→ **DATA RECORDS**
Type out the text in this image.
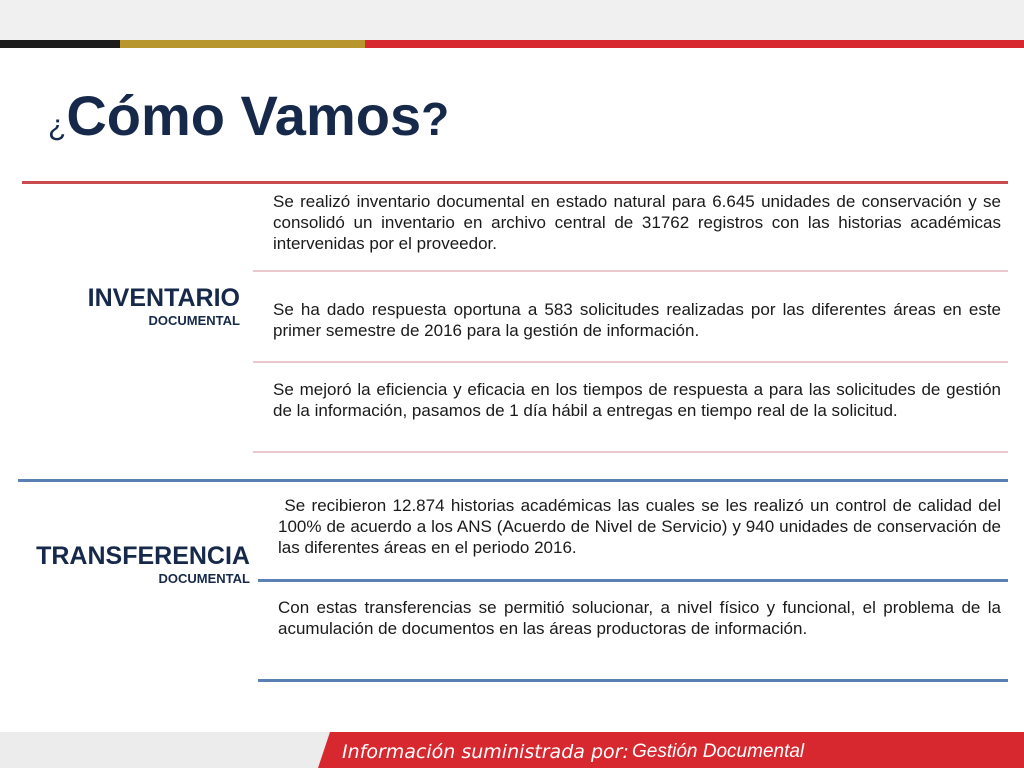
¿Cómo Vamos?
INVENTARIO
DOCUMENTAL
Se realizó inventario documental en estado natural para 6.645 unidades de conservación y se consolidó un inventario en archivo central de 31762 registros con las historias académicas intervenidas por el proveedor.
Se ha dado respuesta oportuna a 583 solicitudes realizadas por las diferentes áreas en este primer semestre de 2016 para la gestión de información.
Se mejoró la eficiencia y eficacia en los tiempos de respuesta a para las solicitudes de gestión de la información, pasamos de 1 día hábil a entregas en tiempo real de la solicitud.
TRANSFERENCIA
DOCUMENTAL
Se recibieron 12.874 historias académicas las cuales se les realizó un control de calidad del 100% de acuerdo a los ANS (Acuerdo de Nivel de Servicio) y 940 unidades de conservación de las diferentes áreas en el periodo 2016.
Con estas transferencias se permitió solucionar, a nivel físico y funcional, el problema de la acumulación de documentos en las áreas productoras de información.
Información suministrada por: Gestión Documental
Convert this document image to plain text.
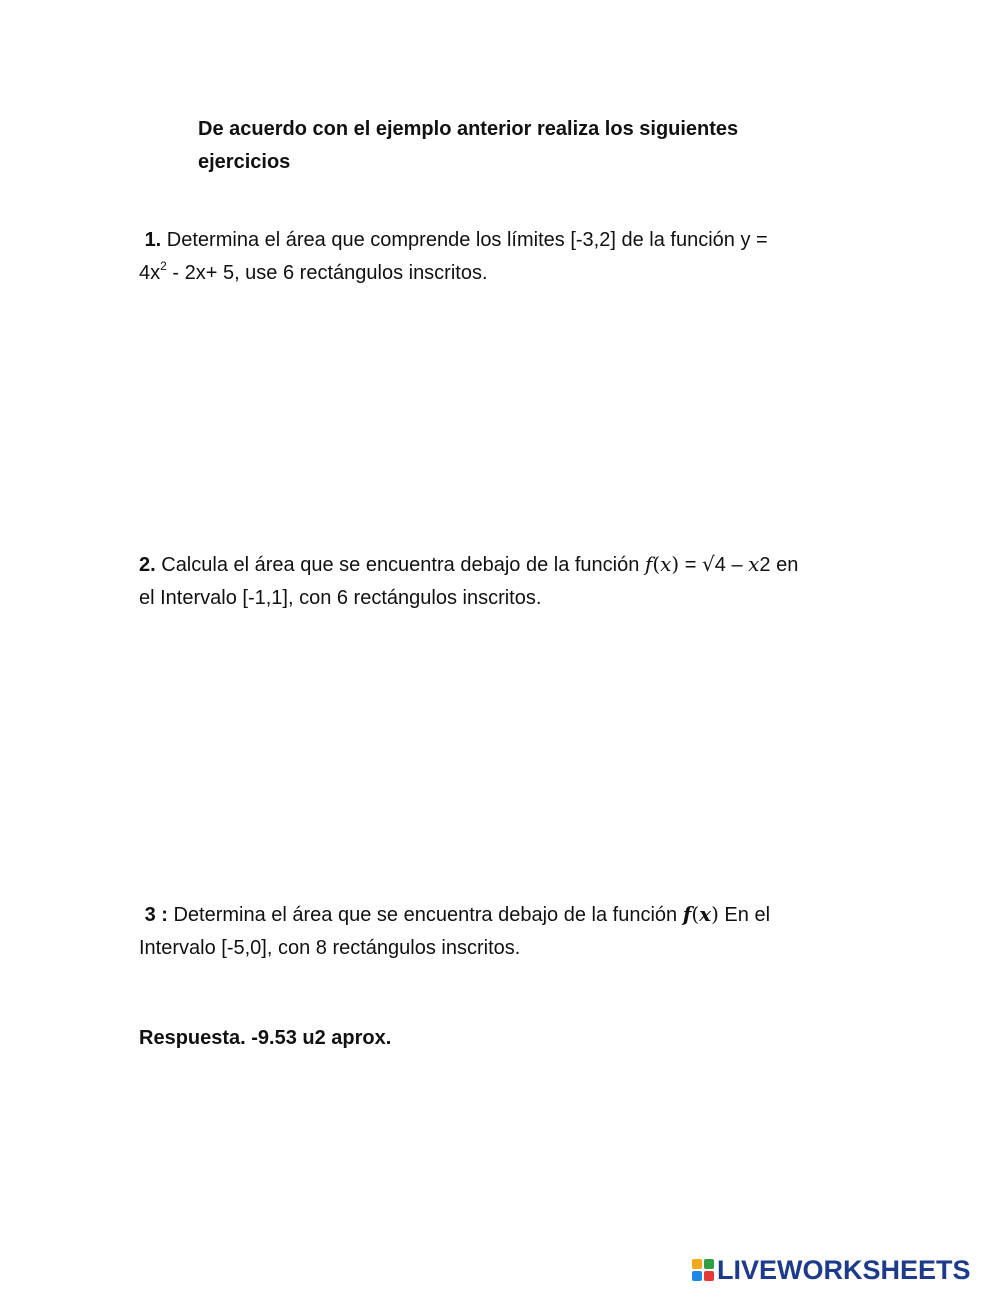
De acuerdo con el ejemplo anterior realiza los siguientes
ejercicios
1. Determina el área que comprende los límites [-3,2] de la función y =
$4x^2 - 2x+ 5$, use 6 rectángulos inscritos.
2. Calcula el área que se encuentra debajo de la función f(x) = √4 – x2 en
el Intervalo [-1,1], con 6 rectángulos inscritos.
3 : Determina el área que se encuentra debajo de la función f(x) En el
Intervalo [-5,0], con 8 rectángulos inscritos.
Respuesta. -9.53 u2 aprox.
LIVEWORKSHEETS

→ **TASK DESCRIPTION**
Respond with nothing but the number of lines in the entries that contain the string "función".

→ **RESPONSE FOR THIS EXERCISE**
3